◆ **Data records**
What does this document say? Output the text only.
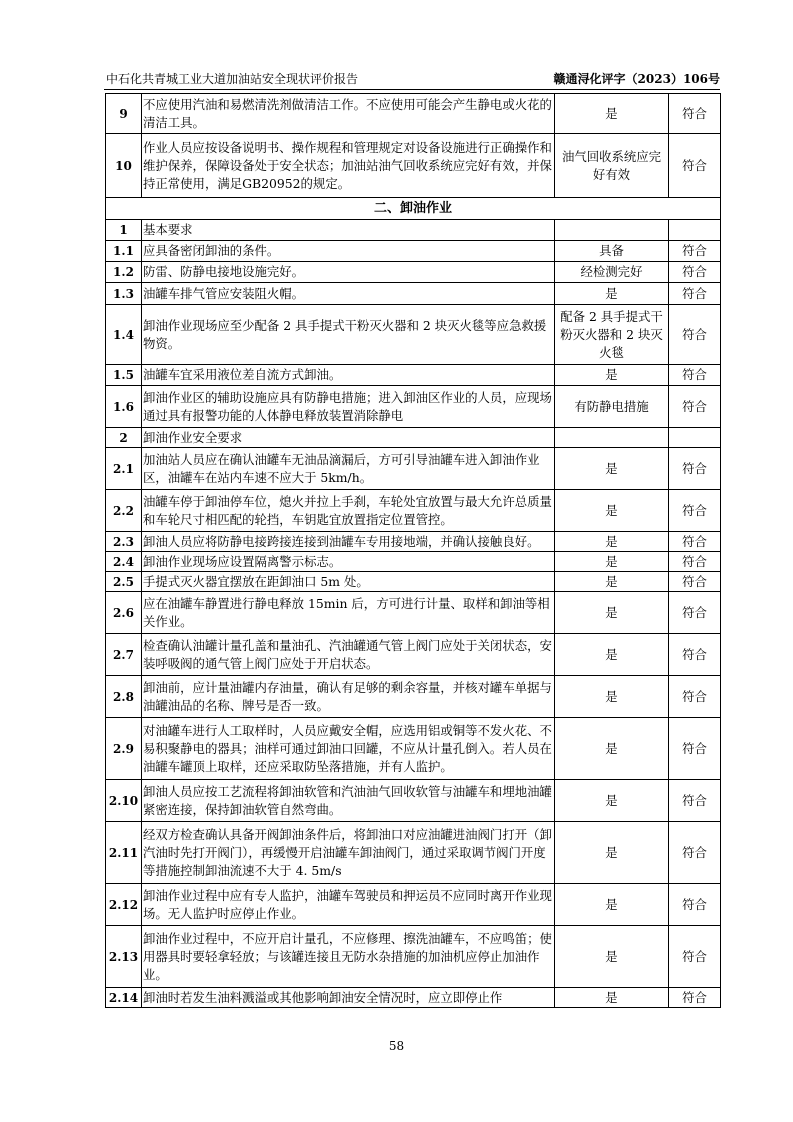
中石化共青城工业大道加油站安全现状评价报告	赣通浔化评字（2023）106号
9	不应使用汽油和易燃清洗剂做清洁工作。不应使用可能会产生静电或火花的清洁工具。	是	符合
10	作业人员应按设备说明书、操作规程和管理规定对设备设施进行正确操作和维护保养，保障设备处于安全状态；加油站油气回收系统应完好有效，并保持正常使用，满足GB20952的规定。	油气回收系统应完好有效	符合
二、卸油作业			
1	基本要求		
1.1	应具备密闭卸油的条件。	具备	符合
1.2	防雷、防静电接地设施完好。	经检测完好	符合
1.3	油罐车排气管应安装阻火帽。	是	符合
1.4	卸油作业现场应至少配备 2 具手提式干粉灭火器和 2 块灭火毯等应急救援物资。	配备 2 具手提式干粉灭火器和 2 块灭火毯	符合
1.5	油罐车宜采用液位差自流方式卸油。	是	符合
1.6	卸油作业区的辅助设施应具有防静电措施；进入卸油区作业的人员，应现场通过具有报警功能的人体静电释放装置消除静电	有防静电措施	符合
2	卸油作业安全要求		
2.1	加油站人员应在确认油罐车无油品滴漏后，方可引导油罐车进入卸油作业区，油罐车在站内车速不应大于 5km/h。	是	符合
2.2	油罐车停于卸油停车位，熄火并拉上手刹，车轮处宜放置与最大允许总质量和车轮尺寸相匹配的轮挡，车钥匙宜放置指定位置管控。	是	符合
2.3	卸油人员应将防静电接跨接连接到油罐车专用接地端，并确认接触良好。	是	符合
2.4	卸油作业现场应设置隔离警示标志。	是	符合
2.5	手提式灭火器宜摆放在距卸油口 5m 处。	是	符合
2.6	应在油罐车静置进行静电释放 15min 后，方可进行计量、取样和卸油等相关作业。	是	符合
2.7	检查确认油罐计量孔盖和量油孔、汽油罐通气管上阀门应处于关闭状态，安装呼吸阀的通气管上阀门应处于开启状态。	是	符合
2.8	卸油前，应计量油罐内存油量，确认有足够的剩余容量，并核对罐车单据与油罐油品的名称、牌号是否一致。	是	符合
2.9	对油罐车进行人工取样时，人员应戴安全帽，应选用铝或铜等不发火花、不易积聚静电的器具；油样可通过卸油口回罐，不应从计量孔倒入。若人员在油罐车罐顶上取样，还应采取防坠落措施，并有人监护。	是	符合
2.10	卸油人员应按工艺流程将卸油软管和汽油油气回收软管与油罐车和埋地油罐紧密连接，保持卸油软管自然弯曲。	是	符合
2.11	经双方检查确认具备开阀卸油条件后，将卸油口对应油罐进油阀门打开（卸汽油时先打开阀门），再缓慢开启油罐车卸油阀门，通过采取调节阀门开度等措施控制卸油流速不大于 4. 5m/s	是	符合
2.12	卸油作业过程中应有专人监护，油罐车驾驶员和押运员不应同时离开作业现场。无人监护时应停止作业。	是	符合
2.13	卸油作业过程中，不应开启计量孔，不应修理、擦洗油罐车，不应鸣笛；使用器具时要轻拿轻放；与该罐连接且无防水杂措施的加油机应停止加油作业。	是	符合
2.14	卸油时若发生油料溅溢或其他影响卸油安全情况时，应立即停止作	是	符合
58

◆ **Objective**
Quote the data above in full, leaving out the pictures it holds.

◆ **Response**
What does this document say? Output the text only.
中石化共青城工业大道加油站安全现状评价报告	赣通浔化评字（2023）106号
9	不应使用汽油和易燃清洗剂做清洁工作。不应使用可能会产生静电或火花的清洁工具。	是	符合
10	作业人员应按设备说明书、操作规程和管理规定对设备设施进行正确操作和维护保养，保障设备处于安全状态；加油站油气回收系统应完好有效，并保持正常使用，满足GB20952的规定。	油气回收系统应完好有效	符合
二、卸油作业			
1	基本要求		
1.1	应具备密闭卸油的条件。	具备	符合
1.2	防雷、防静电接地设施完好。	经检测完好	符合
1.3	油罐车排气管应安装阻火帽。	是	符合
1.4	卸油作业现场应至少配备 2 具手提式干粉灭火器和 2 块灭火毯等应急救援物资。	配备 2 具手提式干粉灭火器和 2 块灭火毯	符合
1.5	油罐车宜采用液位差自流方式卸油。	是	符合
1.6	卸油作业区的辅助设施应具有防静电措施；进入卸油区作业的人员，应现场通过具有报警功能的人体静电释放装置消除静电	有防静电措施	符合
2	卸油作业安全要求		
2.1	加油站人员应在确认油罐车无油品滴漏后，方可引导油罐车进入卸油作业区，油罐车在站内车速不应大于 5km/h。	是	符合
2.2	油罐车停于卸油停车位，熄火并拉上手刹，车轮处宜放置与最大允许总质量和车轮尺寸相匹配的轮挡，车钥匙宜放置指定位置管控。	是	符合
2.3	卸油人员应将防静电接跨接连接到油罐车专用接地端，并确认接触良好。	是	符合
2.4	卸油作业现场应设置隔离警示标志。	是	符合
2.5	手提式灭火器宜摆放在距卸油口 5m 处。	是	符合
2.6	应在油罐车静置进行静电释放 15min 后，方可进行计量、取样和卸油等相关作业。	是	符合
2.7	检查确认油罐计量孔盖和量油孔、汽油罐通气管上阀门应处于关闭状态，安装呼吸阀的通气管上阀门应处于开启状态。	是	符合
2.8	卸油前，应计量油罐内存油量，确认有足够的剩余容量，并核对罐车单据与油罐油品的名称、牌号是否一致。	是	符合
2.9	对油罐车进行人工取样时，人员应戴安全帽，应选用铝或铜等不发火花、不易积聚静电的器具；油样可通过卸油口回罐，不应从计量孔倒入。若人员在油罐车罐顶上取样，还应采取防坠落措施，并有人监护。	是	符合
2.10	卸油人员应按工艺流程将卸油软管和汽油油气回收软管与油罐车和埋地油罐紧密连接，保持卸油软管自然弯曲。	是	符合
2.11	经双方检查确认具备开阀卸油条件后，将卸油口对应油罐进油阀门打开（卸汽油时先打开阀门），再缓慢开启油罐车卸油阀门，通过采取调节阀门开度等措施控制卸油流速不大于 4. 5m/s	是	符合
2.12	卸油作业过程中应有专人监护，油罐车驾驶员和押运员不应同时离开作业现场。无人监护时应停止作业。	是	符合
2.13	卸油作业过程中，不应开启计量孔，不应修理、擦洗油罐车，不应鸣笛；使用器具时要轻拿轻放；与该罐连接且无防水杂措施的加油机应停止加油作业。	是	符合
2.14	卸油时若发生油料溅溢或其他影响卸油安全情况时，应立即停止作	是	符合
58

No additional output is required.